◆ DIRECTIONS: Show each line of the data below that has the string "text" in it.

*** GIVEN ENTRIES

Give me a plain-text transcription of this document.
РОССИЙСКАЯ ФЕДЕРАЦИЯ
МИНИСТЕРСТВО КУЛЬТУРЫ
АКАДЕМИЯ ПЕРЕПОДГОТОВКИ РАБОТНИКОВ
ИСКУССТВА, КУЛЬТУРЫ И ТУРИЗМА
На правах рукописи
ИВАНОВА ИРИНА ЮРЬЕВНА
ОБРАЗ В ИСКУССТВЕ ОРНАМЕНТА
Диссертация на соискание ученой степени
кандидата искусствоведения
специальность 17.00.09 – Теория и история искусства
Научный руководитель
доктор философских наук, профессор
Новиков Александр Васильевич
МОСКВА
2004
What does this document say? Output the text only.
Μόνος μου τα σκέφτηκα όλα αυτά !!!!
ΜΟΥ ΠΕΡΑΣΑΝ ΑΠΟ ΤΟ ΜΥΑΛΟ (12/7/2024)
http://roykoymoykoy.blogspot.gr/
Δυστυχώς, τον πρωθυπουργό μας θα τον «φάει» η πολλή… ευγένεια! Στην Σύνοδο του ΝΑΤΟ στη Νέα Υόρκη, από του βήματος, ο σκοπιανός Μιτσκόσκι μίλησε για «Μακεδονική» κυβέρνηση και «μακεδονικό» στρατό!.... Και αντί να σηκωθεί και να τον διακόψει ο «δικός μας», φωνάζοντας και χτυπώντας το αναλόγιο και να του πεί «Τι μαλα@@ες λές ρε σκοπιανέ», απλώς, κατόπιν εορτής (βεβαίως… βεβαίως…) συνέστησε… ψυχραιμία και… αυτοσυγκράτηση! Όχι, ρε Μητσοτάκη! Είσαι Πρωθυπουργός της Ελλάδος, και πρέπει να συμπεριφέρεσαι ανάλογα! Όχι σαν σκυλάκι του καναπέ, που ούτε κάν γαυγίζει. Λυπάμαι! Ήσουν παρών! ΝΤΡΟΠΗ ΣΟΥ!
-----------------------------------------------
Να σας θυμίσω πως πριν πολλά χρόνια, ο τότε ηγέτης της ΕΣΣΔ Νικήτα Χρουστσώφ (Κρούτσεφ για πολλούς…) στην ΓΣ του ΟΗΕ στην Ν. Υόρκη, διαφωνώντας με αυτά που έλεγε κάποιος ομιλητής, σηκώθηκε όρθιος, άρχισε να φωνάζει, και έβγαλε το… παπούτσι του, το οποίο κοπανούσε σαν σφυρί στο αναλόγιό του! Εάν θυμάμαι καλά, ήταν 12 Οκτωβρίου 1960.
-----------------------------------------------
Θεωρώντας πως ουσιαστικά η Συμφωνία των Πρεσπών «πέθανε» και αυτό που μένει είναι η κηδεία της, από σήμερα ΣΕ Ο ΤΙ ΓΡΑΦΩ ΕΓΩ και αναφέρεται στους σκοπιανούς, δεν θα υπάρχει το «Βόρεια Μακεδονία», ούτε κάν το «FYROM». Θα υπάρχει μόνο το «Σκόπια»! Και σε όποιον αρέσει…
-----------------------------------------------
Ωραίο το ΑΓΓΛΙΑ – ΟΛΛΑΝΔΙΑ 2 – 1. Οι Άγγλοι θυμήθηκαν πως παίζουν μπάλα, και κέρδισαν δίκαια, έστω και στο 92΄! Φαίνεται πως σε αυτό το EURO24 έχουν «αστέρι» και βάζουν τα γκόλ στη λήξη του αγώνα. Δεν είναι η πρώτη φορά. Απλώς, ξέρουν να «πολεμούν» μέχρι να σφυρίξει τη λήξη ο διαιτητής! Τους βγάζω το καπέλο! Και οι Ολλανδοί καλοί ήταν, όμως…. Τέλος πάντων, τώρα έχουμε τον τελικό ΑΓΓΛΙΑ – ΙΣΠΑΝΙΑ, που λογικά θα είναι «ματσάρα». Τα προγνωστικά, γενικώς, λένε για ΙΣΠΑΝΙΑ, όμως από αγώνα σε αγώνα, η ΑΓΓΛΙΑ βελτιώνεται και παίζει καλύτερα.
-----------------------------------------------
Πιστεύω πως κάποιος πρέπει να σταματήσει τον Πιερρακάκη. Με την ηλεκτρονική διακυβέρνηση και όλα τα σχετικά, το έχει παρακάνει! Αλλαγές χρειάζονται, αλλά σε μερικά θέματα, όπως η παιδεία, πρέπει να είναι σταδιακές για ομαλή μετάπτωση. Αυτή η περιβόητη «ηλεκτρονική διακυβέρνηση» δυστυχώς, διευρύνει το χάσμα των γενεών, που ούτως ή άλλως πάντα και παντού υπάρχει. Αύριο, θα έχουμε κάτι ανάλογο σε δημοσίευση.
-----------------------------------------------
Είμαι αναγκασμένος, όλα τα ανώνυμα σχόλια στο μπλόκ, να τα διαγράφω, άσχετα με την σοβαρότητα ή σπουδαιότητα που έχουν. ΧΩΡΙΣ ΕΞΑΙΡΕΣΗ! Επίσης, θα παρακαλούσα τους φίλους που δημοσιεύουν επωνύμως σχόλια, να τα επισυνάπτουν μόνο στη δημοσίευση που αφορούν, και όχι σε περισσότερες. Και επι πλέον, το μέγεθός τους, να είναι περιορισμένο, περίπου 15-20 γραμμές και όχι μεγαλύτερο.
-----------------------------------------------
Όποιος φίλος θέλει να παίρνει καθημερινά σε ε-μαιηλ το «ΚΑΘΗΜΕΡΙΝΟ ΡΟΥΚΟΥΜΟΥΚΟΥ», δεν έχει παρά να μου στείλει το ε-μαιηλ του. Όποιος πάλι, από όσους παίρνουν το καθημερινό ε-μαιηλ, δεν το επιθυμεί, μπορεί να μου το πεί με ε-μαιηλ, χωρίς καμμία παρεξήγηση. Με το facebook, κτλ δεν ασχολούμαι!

******

◆ EXERCISE SOLUTION:
Give me a plain-text transcription of this document.
What does this document say? Output the text only.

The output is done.